- [Objective] Below are some entries; can you quote all of them exactly?

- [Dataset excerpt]
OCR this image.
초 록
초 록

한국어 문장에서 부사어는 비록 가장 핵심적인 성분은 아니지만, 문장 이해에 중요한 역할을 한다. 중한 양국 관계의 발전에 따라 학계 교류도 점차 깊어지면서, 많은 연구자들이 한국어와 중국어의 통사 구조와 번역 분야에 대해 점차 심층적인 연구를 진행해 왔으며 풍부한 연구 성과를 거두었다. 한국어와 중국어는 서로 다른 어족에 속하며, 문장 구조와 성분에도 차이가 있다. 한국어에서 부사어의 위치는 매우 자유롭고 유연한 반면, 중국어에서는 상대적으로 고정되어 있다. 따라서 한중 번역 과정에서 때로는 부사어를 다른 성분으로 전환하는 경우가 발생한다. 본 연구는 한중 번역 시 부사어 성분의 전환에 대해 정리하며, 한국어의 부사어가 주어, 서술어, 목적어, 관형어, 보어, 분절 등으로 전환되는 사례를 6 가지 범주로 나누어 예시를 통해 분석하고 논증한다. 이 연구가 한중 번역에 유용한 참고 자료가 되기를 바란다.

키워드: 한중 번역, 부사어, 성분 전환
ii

- [Task solution]
OCR this image.
초 록
초 록

한국어 문장에서 부사어는 비록 가장 핵심적인 성분은 아니지만, 문장 이해에 중요한 역할을 한다. 중한 양국 관계의 발전에 따라 학계 교류도 점차 깊어지면서, 많은 연구자들이 한국어와 중국어의 통사 구조와 번역 분야에 대해 점차 심층적인 연구를 진행해 왔으며 풍부한 연구 성과를 거두었다. 한국어와 중국어는 서로 다른 어족에 속하며, 문장 구조와 성분에도 차이가 있다. 한국어에서 부사어의 위치는 매우 자유롭고 유연한 반면, 중국어에서는 상대적으로 고정되어 있다. 따라서 한중 번역 과정에서 때로는 부사어를 다른 성분으로 전환하는 경우가 발생한다. 본 연구는 한중 번역 시 부사어 성분의 전환에 대해 정리하며, 한국어의 부사어가 주어, 서술어, 목적어, 관형어, 보어, 분절 등으로 전환되는 사례를 6 가지 범주로 나누어 예시를 통해 분석하고 논증한다. 이 연구가 한중 번역에 유용한 참고 자료가 되기를 바란다.

키워드: 한중 번역, 부사어, 성분 전환
ii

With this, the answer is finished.